**WORK TO COMPLETE:**
#1 In the passage on Aquinas and penal substitution, how many lines of text does Pierced give to its interpretation of Aquinas?
#2 Pick up the passage on Aquinas and penal substitution from its final sentence and keep writing.

**EXCERPTED PASSAGE:**
§
Rather, Aquinas thinks Christ’s death was the most fitting way (congruentissimus modus)[6] to effect human salvation. John Murray’s Redemption Accomplished and Applied, which is listed in Pierced’s bibliography, makes this same observation, marking Aquinas (along with Augustine) as a theologian who does not align with what Murray takes to be the classic Reformed understanding of the “consequent absolute necessity” of the atonement.[7] Aquinas may be right or wrong in his view, but it is not in keeping with careful thinking to ascribe to him a theological view he nowhere affirms and in fact explicitly denies.
2. Christ and Retributive Justice
Second, we should observe that an essential element of the doctrine of penal substitution for the authors of Pierced is Christ’s enduring the retributive wrath of God in place of humanity. Thus, for instance, they write:
The doctrine of penal substitution states that God gave himself in the person of his Son to suffer instead of us the death, punishment and curse due to fallen humanity through sin…the Lord Jesus Christ died for us—a shameful death, bearing our curse, enduring our pain, suffering the wrath of his own Father in our place…[8]
Jesus died in the place of sinners, bearing the punishment of God’s wrath due to them on account of their rebellion.[9]
[H]e took our sin and guilt upon himself and died a cursed death, suffering in his human nature the infinite torment of the wrath and fury of his Father.[10]
So, a non-negotiable feature of penal substitution for Pierced is that Christ bore “God’s anger and retributive punishment.”[11] Thus when the authors write that Aquinas is a “clear” advocate of penal substitution, they imply that he endorses the substance of the doctrine as they present it in their book (if this were not so, it would be pointless to include him in their historical survey). But difficulties abound in trying to ascribe this view to Aquinas. I of course cannot do full justice to Aquinas’s understanding of Christ’s Passion in this post (see footnote 14 for further resources), but here are a few points.
First, Aquinas nowhere says that Christ was the object of God’s retributive justice or wrath—neither in the quotations from him above nor anywhere else in his corpus. Aquinas does not say that Christ “bore the torment of the Father’s displeasure” (or however one might phrase it), in his human nature or otherwise. Rather, “For [Aquinas], there is no positive abandonment, no antagonism, no wrath on the side of the Father, no infernal punishments on that of the Son.”[12] According to Aquinas, Christ on the cross did experience excruciating bodily pain and humiliation, but at no point was his fellowship with God the Father diminished.[13] This fact alone, given how basic the element of retributive justice and divine wrath is to Pierced’s atonement theory, is a sufficient reason to exclude Aquinas from Pierced’s list. (To say that it was ‘so obvious’ that Aquinas did not need to say it would beg the question.)
Second, there is no Aquinas scholar who agrees with how the authors of Pierced present Aquinas’s atonement theory.[14] Even those (like Vidu, Peterson, or Johnson) who think there are various categorical moves Aquinas makes that might be used to accommodate something like penal substitution do not think that Aquinas actually held such a view. So Pierced’s interpretation of Aquinas, though stated quite decisively, is entirely idiosyncratic and yet only sixteen lines of text long.
§
**INFORMATION SUPPLIED:**
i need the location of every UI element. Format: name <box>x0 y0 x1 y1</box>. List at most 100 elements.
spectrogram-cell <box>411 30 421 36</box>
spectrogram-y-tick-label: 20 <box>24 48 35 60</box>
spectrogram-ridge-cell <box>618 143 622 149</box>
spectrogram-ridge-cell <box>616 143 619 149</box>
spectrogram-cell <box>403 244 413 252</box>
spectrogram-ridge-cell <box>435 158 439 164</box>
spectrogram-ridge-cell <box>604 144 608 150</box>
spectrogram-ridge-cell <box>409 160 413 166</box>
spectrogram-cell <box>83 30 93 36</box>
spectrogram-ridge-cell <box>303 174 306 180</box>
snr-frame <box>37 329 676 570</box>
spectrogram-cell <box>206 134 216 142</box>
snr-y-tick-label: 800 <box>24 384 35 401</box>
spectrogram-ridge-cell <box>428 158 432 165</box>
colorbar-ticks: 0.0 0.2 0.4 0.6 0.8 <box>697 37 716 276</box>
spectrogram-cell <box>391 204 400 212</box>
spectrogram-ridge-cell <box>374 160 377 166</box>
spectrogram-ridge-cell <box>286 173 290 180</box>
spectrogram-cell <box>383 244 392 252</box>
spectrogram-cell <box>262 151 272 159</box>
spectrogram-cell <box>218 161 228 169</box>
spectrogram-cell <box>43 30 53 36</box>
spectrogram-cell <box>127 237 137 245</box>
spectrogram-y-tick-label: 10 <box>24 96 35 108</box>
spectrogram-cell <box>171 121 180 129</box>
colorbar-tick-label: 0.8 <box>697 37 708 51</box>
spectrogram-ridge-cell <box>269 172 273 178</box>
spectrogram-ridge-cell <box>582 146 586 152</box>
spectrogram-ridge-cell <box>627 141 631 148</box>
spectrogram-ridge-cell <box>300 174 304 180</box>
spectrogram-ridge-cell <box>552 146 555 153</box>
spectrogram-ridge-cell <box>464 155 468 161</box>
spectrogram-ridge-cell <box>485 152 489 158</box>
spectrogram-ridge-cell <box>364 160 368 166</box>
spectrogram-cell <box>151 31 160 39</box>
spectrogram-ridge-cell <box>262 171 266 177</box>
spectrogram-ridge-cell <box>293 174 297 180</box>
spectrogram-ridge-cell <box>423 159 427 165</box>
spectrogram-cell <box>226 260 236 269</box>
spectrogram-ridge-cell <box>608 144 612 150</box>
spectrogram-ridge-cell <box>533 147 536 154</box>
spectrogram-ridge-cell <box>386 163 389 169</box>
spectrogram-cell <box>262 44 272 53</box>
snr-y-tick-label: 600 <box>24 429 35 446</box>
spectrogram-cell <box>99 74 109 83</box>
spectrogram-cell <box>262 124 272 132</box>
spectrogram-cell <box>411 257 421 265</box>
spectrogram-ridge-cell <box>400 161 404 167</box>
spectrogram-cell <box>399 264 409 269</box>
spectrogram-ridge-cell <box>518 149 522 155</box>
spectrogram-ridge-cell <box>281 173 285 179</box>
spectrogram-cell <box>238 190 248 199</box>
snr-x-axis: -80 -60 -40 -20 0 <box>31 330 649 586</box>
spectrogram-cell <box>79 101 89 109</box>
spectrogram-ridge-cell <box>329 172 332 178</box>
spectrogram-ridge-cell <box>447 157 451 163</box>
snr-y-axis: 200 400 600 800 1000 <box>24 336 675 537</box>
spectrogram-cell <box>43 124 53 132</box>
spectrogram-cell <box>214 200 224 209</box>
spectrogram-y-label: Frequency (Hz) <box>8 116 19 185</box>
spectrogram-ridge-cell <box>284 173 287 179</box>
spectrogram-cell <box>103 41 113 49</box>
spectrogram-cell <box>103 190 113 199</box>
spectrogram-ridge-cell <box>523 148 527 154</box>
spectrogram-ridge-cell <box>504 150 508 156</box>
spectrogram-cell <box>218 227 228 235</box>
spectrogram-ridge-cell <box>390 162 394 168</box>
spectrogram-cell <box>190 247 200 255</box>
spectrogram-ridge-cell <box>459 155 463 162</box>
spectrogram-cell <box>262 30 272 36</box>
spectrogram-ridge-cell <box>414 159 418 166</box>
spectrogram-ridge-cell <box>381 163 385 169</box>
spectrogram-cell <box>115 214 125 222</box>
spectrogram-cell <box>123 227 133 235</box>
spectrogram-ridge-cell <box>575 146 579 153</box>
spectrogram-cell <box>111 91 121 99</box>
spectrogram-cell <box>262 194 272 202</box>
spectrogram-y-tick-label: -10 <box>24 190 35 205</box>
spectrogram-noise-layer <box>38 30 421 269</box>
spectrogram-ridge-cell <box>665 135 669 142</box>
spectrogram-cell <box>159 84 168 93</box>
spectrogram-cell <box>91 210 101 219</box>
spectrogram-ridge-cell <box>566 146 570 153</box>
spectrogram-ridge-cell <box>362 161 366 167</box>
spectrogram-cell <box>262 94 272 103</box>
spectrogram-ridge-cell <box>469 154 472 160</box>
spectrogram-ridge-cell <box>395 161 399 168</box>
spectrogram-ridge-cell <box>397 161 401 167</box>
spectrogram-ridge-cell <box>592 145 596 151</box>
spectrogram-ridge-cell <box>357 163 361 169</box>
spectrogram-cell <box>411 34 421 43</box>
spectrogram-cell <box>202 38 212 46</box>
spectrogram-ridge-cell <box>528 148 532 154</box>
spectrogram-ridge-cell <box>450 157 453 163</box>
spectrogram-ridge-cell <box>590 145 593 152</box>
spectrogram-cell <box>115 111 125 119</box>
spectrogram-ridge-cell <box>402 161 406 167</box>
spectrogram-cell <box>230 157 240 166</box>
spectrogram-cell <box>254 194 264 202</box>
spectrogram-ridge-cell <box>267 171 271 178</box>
§
**ANSWERS GIVEN:**
#1 Sixteen lines.

#2
Third, the authors seem to take ‘satisfaction’ to mean ‘bearing the punishment of retributive justice’, but that would be an exceedingly superficial reading (again, see footnote 14 for more). For Aquinas satisfaction is not synonymous with “bearing retributive punishment.” Aquinas thinks that the satisfaction Christ offered to God was sufficient (in fact, superabundant) not because of “how much” retributive punishment Christ bore (viz., “All of God’s wrath”), but because of the divine dignity of his Person combined with the charity with which he endured the physical sufferings of his Passion. The “load-bearing” elements of Aquinas’s atonement account are Christ’s dignity and love:
He properly atones for an offense who offers something which the offended one loves equally, or even more than he detested the offense. But by suffering out of love and obedience, Christ gave more to God than was required to compensate for the offense of the whole human race. First of all, because of the exceeding charity from which He suffered; secondly, on account of the dignity of His life which He laid down in atonement, for it was the life of one who was God and man; thirdly, on account of the extent of the Passion, and the greatness of the grief endured.[15]
Christ satisfied our debt not by undergoing the wrath of retributive justice, but by offering a sacrifice of love that was a “more than adequate” price for the debt we owed. Indeed, on account of his dignity and charity, “The very least one of Christ’s sufferings was sufficient of itself to redeem the human race from all sins.”[16] It is true that Christ satisfied God’s justice and so redeems us from the penalty for our sin. But because of Christ’s perfect charity and sinless Person, he suffered for us not against his will and as undergoing poena simpliciter (punishment “pure and simple”), but voluntarily and as offering his sufferings as a perfect offering, thus making his satisfaction what Aquinas calls poena secundum quid (punishment “in a sense”). But again, these sufferings, for Aquinas, do not involve the Father pouring wrath out upon the Son, or “turning His face away,” or anything of the sort.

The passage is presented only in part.